# GOAL OF THE EXERCISE
Reproduce every entry below precisely. Pictures are excluded from the copy.

[Data tied to figure images]
.....

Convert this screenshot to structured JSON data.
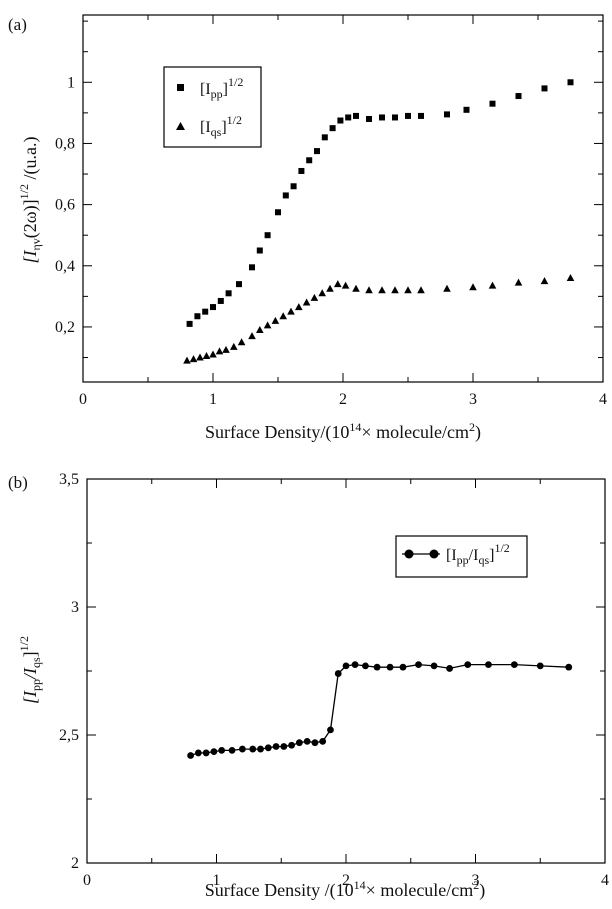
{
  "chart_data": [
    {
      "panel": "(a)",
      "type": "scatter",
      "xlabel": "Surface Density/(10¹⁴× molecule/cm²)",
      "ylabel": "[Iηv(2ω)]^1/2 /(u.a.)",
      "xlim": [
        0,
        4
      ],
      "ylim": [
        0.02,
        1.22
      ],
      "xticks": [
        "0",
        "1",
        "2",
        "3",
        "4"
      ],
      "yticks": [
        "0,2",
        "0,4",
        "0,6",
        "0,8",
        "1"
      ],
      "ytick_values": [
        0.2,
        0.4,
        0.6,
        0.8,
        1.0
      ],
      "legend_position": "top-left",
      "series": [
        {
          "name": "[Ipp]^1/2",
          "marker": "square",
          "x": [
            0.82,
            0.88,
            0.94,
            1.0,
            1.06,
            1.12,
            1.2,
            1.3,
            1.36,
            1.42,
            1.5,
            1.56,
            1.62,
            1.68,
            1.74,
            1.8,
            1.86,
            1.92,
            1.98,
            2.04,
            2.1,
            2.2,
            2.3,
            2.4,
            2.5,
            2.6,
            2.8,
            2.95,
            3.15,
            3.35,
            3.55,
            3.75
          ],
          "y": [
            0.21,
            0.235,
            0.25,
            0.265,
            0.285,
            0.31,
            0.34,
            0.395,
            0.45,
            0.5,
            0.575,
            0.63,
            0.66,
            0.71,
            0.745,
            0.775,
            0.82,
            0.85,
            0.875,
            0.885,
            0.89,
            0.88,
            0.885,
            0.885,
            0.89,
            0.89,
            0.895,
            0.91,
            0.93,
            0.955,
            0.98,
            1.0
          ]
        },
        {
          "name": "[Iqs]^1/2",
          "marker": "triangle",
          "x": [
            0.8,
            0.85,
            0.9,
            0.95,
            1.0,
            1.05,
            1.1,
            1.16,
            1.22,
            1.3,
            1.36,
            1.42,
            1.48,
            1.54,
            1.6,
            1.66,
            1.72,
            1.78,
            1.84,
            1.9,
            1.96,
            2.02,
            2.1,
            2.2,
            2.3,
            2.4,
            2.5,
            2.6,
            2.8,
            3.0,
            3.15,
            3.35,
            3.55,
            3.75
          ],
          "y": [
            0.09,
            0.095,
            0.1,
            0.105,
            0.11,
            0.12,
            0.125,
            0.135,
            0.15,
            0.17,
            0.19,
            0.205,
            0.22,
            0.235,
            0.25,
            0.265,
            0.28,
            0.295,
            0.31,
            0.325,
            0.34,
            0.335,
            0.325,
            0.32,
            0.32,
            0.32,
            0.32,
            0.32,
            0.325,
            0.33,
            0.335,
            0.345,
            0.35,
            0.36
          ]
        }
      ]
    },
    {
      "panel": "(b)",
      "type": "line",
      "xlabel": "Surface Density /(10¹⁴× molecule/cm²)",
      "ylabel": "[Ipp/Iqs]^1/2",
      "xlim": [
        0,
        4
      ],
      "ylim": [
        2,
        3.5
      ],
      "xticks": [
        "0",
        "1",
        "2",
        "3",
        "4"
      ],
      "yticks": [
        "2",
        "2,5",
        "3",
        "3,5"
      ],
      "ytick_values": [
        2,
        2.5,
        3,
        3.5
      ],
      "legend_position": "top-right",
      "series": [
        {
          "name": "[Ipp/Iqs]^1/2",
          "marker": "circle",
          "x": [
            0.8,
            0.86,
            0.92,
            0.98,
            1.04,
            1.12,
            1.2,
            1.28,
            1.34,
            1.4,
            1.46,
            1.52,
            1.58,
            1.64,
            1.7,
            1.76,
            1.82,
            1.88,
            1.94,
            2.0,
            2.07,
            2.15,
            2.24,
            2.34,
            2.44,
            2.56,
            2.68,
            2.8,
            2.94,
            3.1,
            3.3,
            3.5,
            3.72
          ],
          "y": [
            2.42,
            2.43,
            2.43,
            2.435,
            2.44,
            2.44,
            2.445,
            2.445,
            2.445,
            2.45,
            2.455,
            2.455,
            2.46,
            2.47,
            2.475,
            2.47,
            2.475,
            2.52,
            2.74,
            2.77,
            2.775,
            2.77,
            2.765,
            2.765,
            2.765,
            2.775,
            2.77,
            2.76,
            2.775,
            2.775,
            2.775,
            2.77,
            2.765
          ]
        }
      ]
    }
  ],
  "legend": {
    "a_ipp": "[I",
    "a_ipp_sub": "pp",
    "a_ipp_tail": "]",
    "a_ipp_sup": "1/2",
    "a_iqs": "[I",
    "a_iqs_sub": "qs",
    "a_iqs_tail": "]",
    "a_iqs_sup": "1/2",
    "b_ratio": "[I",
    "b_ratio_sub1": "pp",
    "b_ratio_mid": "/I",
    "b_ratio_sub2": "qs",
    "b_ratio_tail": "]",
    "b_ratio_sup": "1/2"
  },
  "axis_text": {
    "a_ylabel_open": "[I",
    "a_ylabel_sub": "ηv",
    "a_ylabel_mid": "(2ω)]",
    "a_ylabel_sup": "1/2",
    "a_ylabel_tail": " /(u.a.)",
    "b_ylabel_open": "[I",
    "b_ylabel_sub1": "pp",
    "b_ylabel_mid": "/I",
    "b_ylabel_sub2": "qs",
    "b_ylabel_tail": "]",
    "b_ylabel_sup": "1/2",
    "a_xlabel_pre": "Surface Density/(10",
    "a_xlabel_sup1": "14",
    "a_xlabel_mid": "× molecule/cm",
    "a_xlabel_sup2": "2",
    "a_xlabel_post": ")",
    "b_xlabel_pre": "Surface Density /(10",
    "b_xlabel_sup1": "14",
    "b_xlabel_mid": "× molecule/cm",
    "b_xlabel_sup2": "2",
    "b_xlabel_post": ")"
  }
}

.....

# CORRECT RESULT
Convert this screenshot to structured JSON data.
{
  "chart_data": [
    {
      "panel": "(a)",
      "type": "scatter",
      "xlabel": "Surface Density/(10¹⁴× molecule/cm²)",
      "ylabel": "[Iηv(2ω)]^1/2 /(u.a.)",
      "xlim": [
        0,
        4
      ],
      "ylim": [
        0.02,
        1.22
      ],
      "xticks": [
        "0",
        "1",
        "2",
        "3",
        "4"
      ],
      "yticks": [
        "0,2",
        "0,4",
        "0,6",
        "0,8",
        "1"
      ],
      "ytick_values": [
        0.2,
        0.4,
        0.6,
        0.8,
        1.0
      ],
      "legend_position": "top-left",
      "series": [
        {
          "name": "[Ipp]^1/2",
          "marker": "square",
          "x": [
            0.82,
            0.88,
            0.94,
            1.0,
            1.06,
            1.12,
            1.2,
            1.3,
            1.36,
            1.42,
            1.5,
            1.56,
            1.62,
            1.68,
            1.74,
            1.8,
            1.86,
            1.92,
            1.98,
            2.04,
            2.1,
            2.2,
            2.3,
            2.4,
            2.5,
            2.6,
            2.8,
            2.95,
            3.15,
            3.35,
            3.55,
            3.75
          ],
          "y": [
            0.21,
            0.235,
            0.25,
            0.265,
            0.285,
            0.31,
            0.34,
            0.395,
            0.45,
            0.5,
            0.575,
            0.63,
            0.66,
            0.71,
            0.745,
            0.775,
            0.82,
            0.85,
            0.875,
            0.885,
            0.89,
            0.88,
            0.885,
            0.885,
            0.89,
            0.89,
            0.895,
            0.91,
            0.93,
            0.955,
            0.98,
            1.0
          ]
        },
        {
          "name": "[Iqs]^1/2",
          "marker": "triangle",
          "x": [
            0.8,
            0.85,
            0.9,
            0.95,
            1.0,
            1.05,
            1.1,
            1.16,
            1.22,
            1.3,
            1.36,
            1.42,
            1.48,
            1.54,
            1.6,
            1.66,
            1.72,
            1.78,
            1.84,
            1.9,
            1.96,
            2.02,
            2.1,
            2.2,
            2.3,
            2.4,
            2.5,
            2.6,
            2.8,
            3.0,
            3.15,
            3.35,
            3.55,
            3.75
          ],
          "y": [
            0.09,
            0.095,
            0.1,
            0.105,
            0.11,
            0.12,
            0.125,
            0.135,
            0.15,
            0.17,
            0.19,
            0.205,
            0.22,
            0.235,
            0.25,
            0.265,
            0.28,
            0.295,
            0.31,
            0.325,
            0.34,
            0.335,
            0.325,
            0.32,
            0.32,
            0.32,
            0.32,
            0.32,
            0.325,
            0.33,
            0.335,
            0.345,
            0.35,
            0.36
          ]
        }
      ]
    },
    {
      "panel": "(b)",
      "type": "line",
      "xlabel": "Surface Density /(10¹⁴× molecule/cm²)",
      "ylabel": "[Ipp/Iqs]^1/2",
      "xlim": [
        0,
        4
      ],
      "ylim": [
        2,
        3.5
      ],
      "xticks": [
        "0",
        "1",
        "2",
        "3",
        "4"
      ],
      "yticks": [
        "2",
        "2,5",
        "3",
        "3,5"
      ],
      "ytick_values": [
        2,
        2.5,
        3,
        3.5
      ],
      "legend_position": "top-right",
      "series": [
        {
          "name": "[Ipp/Iqs]^1/2",
          "marker": "circle",
          "x": [
            0.8,
            0.86,
            0.92,
            0.98,
            1.04,
            1.12,
            1.2,
            1.28,
            1.34,
            1.4,
            1.46,
            1.52,
            1.58,
            1.64,
            1.7,
            1.76,
            1.82,
            1.88,
            1.94,
            2.0,
            2.07,
            2.15,
            2.24,
            2.34,
            2.44,
            2.56,
            2.68,
            2.8,
            2.94,
            3.1,
            3.3,
            3.5,
            3.72
          ],
          "y": [
            2.42,
            2.43,
            2.43,
            2.435,
            2.44,
            2.44,
            2.445,
            2.445,
            2.445,
            2.45,
            2.455,
            2.455,
            2.46,
            2.47,
            2.475,
            2.47,
            2.475,
            2.52,
            2.74,
            2.77,
            2.775,
            2.77,
            2.765,
            2.765,
            2.765,
            2.775,
            2.77,
            2.76,
            2.775,
            2.775,
            2.775,
            2.77,
            2.765
          ]
        }
      ]
    }
  ],
  "legend": {
    "a_ipp": "[I",
    "a_ipp_sub": "pp",
    "a_ipp_tail": "]",
    "a_ipp_sup": "1/2",
    "a_iqs": "[I",
    "a_iqs_sub": "qs",
    "a_iqs_tail": "]",
    "a_iqs_sup": "1/2",
    "b_ratio": "[I",
    "b_ratio_sub1": "pp",
    "b_ratio_mid": "/I",
    "b_ratio_sub2": "qs",
    "b_ratio_tail": "]",
    "b_ratio_sup": "1/2"
  },
  "axis_text": {
    "a_ylabel_open": "[I",
    "a_ylabel_sub": "ηv",
    "a_ylabel_mid": "(2ω)]",
    "a_ylabel_sup": "1/2",
    "a_ylabel_tail": " /(u.a.)",
    "b_ylabel_open": "[I",
    "b_ylabel_sub1": "pp",
    "b_ylabel_mid": "/I",
    "b_ylabel_sub2": "qs",
    "b_ylabel_tail": "]",
    "b_ylabel_sup": "1/2",
    "a_xlabel_pre": "Surface Density/(10",
    "a_xlabel_sup1": "14",
    "a_xlabel_mid": "× molecule/cm",
    "a_xlabel_sup2": "2",
    "a_xlabel_post": ")",
    "b_xlabel_pre": "Surface Density /(10",
    "b_xlabel_sup1": "14",
    "b_xlabel_mid": "× molecule/cm",
    "b_xlabel_sup2": "2",
    "b_xlabel_post": ")"
  }
}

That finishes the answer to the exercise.